§ **SHORT TASK**: Write every line of the material out exactly as shown.

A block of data
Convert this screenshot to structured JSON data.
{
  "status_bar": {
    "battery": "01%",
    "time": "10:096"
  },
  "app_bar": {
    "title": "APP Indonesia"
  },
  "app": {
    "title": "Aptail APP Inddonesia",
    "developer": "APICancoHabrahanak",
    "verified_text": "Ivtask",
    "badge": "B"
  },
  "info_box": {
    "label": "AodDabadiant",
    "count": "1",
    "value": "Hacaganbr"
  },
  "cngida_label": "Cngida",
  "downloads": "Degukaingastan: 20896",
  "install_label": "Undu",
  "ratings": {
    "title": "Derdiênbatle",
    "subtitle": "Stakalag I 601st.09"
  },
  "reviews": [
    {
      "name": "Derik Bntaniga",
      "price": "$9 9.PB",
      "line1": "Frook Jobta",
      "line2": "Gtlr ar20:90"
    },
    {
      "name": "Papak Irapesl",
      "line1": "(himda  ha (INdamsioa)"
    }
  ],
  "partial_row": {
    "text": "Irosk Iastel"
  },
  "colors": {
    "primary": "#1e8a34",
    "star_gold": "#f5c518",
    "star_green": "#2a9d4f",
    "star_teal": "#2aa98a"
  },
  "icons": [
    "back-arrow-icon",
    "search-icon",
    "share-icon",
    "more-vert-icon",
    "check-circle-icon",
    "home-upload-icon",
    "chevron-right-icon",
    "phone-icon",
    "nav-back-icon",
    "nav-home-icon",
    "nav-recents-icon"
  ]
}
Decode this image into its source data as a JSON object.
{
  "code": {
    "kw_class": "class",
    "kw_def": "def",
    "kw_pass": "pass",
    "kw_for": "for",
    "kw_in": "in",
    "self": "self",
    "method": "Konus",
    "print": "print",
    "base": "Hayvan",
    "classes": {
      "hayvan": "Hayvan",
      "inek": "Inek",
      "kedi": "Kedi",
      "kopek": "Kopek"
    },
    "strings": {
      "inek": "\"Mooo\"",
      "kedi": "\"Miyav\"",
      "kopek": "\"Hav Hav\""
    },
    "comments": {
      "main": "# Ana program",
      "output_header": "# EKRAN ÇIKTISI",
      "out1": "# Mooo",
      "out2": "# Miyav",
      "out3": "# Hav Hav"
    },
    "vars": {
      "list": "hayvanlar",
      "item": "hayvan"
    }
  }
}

§ **ANSWER TO THIS EXERCISE**:
Convert this screenshot to structured JSON data.
{
  "status_bar": {
    "battery": "01%",
    "time": "10:096"
  },
  "app_bar": {
    "title": "APP Indonesia"
  },
  "app": {
    "title": "Aptail APP Inddonesia",
    "developer": "APICancoHabrahanak",
    "verified_text": "Ivtask",
    "badge": "B"
  },
  "info_box": {
    "label": "AodDabadiant",
    "count": "1",
    "value": "Hacaganbr"
  },
  "cngida_label": "Cngida",
  "downloads": "Degukaingastan: 20896",
  "install_label": "Undu",
  "ratings": {
    "title": "Derdiênbatle",
    "subtitle": "Stakalag I 601st.09"
  },
  "reviews": [
    {
      "name": "Derik Bntaniga",
      "price": "$9 9.PB",
      "line1": "Frook Jobta",
      "line2": "Gtlr ar20:90"
    },
    {
      "name": "Papak Irapesl",
      "line1": "(himda  ha (INdamsioa)"
    }
  ],
  "partial_row": {
    "text": "Irosk Iastel"
  },
  "colors": {
    "primary": "#1e8a34",
    "star_gold": "#f5c518",
    "star_green": "#2a9d4f",
    "star_teal": "#2aa98a"
  },
  "icons": [
    "back-arrow-icon",
    "search-icon",
    "share-icon",
    "more-vert-icon",
    "check-circle-icon",
    "home-upload-icon",
    "chevron-right-icon",
    "phone-icon",
    "nav-back-icon",
    "nav-home-icon",
    "nav-recents-icon"
  ]
}
Decode this image into its source data as a JSON object.
{
  "code": {
    "kw_class": "class",
    "kw_def": "def",
    "kw_pass": "pass",
    "kw_for": "for",
    "kw_in": "in",
    "self": "self",
    "method": "Konus",
    "print": "print",
    "base": "Hayvan",
    "classes": {
      "hayvan": "Hayvan",
      "inek": "Inek",
      "kedi": "Kedi",
      "kopek": "Kopek"
    },
    "strings": {
      "inek": "\"Mooo\"",
      "kedi": "\"Miyav\"",
      "kopek": "\"Hav Hav\""
    },
    "comments": {
      "main": "# Ana program",
      "output_header": "# EKRAN ÇIKTISI",
      "out1": "# Mooo",
      "out2": "# Miyav",
      "out3": "# Hav Hav"
    },
    "vars": {
      "list": "hayvanlar",
      "item": "hayvan"
    }
  }
}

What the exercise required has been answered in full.